STATED TASK
Pick out all lines of the entries that include the word "subtitle" and copy them.

* * *

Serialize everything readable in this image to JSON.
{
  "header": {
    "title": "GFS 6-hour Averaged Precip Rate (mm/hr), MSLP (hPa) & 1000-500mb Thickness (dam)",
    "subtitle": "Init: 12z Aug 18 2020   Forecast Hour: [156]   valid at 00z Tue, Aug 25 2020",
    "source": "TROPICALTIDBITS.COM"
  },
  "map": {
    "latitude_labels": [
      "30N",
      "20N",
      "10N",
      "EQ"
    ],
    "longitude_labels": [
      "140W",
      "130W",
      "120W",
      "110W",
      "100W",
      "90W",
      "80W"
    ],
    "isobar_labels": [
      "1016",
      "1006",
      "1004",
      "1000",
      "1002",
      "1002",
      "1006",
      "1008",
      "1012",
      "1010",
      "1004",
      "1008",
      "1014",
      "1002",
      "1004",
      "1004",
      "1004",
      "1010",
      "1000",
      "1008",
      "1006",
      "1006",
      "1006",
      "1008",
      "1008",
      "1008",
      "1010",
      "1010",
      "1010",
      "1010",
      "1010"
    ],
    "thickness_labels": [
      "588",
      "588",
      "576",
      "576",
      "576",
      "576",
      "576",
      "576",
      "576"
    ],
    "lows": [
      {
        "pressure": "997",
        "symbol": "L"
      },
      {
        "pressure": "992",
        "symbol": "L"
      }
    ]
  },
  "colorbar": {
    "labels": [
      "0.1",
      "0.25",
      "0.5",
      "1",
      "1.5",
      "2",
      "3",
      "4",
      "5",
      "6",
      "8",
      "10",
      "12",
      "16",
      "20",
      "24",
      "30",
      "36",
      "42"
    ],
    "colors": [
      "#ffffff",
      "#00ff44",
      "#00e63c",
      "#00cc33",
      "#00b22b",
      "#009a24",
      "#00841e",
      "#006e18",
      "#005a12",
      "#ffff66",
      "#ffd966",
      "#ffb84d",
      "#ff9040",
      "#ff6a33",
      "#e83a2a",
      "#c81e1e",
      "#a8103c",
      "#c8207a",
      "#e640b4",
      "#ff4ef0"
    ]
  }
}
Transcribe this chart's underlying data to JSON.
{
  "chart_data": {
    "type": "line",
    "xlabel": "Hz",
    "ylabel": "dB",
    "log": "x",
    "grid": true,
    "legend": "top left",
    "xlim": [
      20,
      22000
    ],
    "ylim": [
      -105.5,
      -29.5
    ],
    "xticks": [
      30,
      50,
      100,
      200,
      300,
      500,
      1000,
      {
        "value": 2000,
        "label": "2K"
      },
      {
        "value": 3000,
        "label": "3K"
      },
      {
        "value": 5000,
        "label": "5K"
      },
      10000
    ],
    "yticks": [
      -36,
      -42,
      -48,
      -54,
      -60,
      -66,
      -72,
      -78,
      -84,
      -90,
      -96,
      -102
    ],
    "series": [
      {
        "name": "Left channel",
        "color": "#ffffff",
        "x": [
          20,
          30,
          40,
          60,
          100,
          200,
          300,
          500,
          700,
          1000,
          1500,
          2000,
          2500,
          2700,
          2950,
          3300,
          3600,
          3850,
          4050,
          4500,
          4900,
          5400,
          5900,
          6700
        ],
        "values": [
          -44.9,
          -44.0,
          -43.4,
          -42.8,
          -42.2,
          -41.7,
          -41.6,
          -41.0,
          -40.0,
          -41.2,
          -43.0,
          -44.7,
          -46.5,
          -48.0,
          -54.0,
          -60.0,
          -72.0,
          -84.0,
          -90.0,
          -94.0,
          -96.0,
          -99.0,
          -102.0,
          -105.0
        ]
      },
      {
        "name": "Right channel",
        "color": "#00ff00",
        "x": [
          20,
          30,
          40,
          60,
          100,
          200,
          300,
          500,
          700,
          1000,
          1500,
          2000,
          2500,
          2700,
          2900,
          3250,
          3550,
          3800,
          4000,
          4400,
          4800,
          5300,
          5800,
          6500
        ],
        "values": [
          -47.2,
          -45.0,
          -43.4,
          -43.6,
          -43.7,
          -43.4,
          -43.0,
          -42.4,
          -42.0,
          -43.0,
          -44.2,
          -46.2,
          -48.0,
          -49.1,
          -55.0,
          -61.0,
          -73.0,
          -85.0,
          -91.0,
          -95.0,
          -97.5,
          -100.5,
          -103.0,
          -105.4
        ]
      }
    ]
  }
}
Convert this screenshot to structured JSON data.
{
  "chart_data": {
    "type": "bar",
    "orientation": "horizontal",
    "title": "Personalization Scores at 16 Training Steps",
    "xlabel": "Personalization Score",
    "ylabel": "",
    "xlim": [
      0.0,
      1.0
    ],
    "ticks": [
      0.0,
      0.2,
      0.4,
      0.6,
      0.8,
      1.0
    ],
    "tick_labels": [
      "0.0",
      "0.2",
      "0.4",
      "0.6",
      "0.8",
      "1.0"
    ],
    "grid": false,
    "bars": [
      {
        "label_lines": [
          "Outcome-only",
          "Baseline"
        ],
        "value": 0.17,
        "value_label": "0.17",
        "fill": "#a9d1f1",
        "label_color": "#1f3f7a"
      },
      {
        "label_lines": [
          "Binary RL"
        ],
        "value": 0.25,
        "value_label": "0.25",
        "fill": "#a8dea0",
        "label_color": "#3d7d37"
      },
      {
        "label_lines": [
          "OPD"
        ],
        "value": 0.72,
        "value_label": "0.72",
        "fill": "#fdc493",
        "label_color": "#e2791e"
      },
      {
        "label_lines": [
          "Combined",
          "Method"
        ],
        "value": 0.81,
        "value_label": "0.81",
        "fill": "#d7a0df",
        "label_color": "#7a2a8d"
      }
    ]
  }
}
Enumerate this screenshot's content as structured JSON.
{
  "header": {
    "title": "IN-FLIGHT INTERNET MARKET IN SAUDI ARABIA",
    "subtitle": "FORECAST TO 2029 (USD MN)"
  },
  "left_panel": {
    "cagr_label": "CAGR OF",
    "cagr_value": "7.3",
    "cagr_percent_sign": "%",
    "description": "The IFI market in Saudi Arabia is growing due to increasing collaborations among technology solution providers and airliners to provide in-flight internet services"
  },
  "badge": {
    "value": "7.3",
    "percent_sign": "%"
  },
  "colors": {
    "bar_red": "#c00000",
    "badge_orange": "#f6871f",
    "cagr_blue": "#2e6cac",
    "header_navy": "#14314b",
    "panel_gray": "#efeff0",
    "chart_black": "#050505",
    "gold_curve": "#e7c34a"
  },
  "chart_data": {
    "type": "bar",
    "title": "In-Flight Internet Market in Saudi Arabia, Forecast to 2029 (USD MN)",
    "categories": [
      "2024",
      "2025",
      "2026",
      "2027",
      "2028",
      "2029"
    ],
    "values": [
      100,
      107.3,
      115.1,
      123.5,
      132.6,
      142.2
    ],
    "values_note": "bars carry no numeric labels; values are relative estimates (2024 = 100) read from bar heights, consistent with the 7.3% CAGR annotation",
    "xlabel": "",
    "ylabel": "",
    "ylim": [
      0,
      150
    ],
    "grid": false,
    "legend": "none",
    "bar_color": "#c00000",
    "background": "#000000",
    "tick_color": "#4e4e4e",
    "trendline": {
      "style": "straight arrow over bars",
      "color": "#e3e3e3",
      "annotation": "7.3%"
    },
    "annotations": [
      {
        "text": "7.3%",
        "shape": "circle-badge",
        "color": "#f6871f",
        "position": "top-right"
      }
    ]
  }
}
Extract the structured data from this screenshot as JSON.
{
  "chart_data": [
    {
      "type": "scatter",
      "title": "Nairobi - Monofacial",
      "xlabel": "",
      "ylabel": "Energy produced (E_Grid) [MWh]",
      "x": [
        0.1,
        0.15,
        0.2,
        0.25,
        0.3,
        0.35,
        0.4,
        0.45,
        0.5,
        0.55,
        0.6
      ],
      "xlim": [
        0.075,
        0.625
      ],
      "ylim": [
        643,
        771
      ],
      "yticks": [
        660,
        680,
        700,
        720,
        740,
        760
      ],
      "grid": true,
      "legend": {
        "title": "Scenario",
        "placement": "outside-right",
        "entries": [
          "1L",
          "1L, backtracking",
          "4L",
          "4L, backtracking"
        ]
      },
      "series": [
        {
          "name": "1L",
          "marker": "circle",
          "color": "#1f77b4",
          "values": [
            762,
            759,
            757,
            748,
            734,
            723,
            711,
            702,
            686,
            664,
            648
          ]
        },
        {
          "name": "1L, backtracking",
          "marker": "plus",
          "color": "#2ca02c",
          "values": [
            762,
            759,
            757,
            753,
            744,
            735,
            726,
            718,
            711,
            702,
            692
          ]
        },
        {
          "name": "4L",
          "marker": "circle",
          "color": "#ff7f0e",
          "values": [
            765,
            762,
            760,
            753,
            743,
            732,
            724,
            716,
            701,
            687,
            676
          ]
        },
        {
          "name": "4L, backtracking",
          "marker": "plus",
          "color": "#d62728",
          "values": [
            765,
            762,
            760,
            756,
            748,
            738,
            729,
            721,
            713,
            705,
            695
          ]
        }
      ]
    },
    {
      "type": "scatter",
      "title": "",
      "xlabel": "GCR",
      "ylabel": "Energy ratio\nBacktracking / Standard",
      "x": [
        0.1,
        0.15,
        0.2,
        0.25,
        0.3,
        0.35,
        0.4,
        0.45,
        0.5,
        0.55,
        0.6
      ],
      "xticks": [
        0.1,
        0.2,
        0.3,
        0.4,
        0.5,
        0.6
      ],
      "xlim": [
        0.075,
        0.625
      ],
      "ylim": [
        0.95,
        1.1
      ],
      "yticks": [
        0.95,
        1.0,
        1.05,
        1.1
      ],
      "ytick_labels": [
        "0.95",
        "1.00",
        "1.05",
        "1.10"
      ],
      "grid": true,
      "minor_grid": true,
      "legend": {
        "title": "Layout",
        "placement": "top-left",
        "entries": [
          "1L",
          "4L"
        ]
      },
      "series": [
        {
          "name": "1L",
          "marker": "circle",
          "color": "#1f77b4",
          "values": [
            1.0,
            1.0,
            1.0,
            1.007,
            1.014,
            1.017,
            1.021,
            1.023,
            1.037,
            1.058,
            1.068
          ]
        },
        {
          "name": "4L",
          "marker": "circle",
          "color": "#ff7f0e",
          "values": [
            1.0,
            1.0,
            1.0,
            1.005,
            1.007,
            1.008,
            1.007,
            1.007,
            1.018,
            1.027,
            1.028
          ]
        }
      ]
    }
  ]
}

* * *

TASK SOLUTION
    "subtitle": "Init: 12z Aug 18 2020   Forecast Hour: [156]   valid at 00z Tue, Aug 25 2020",
    "subtitle": "FORECAST TO 2029 (USD MN)"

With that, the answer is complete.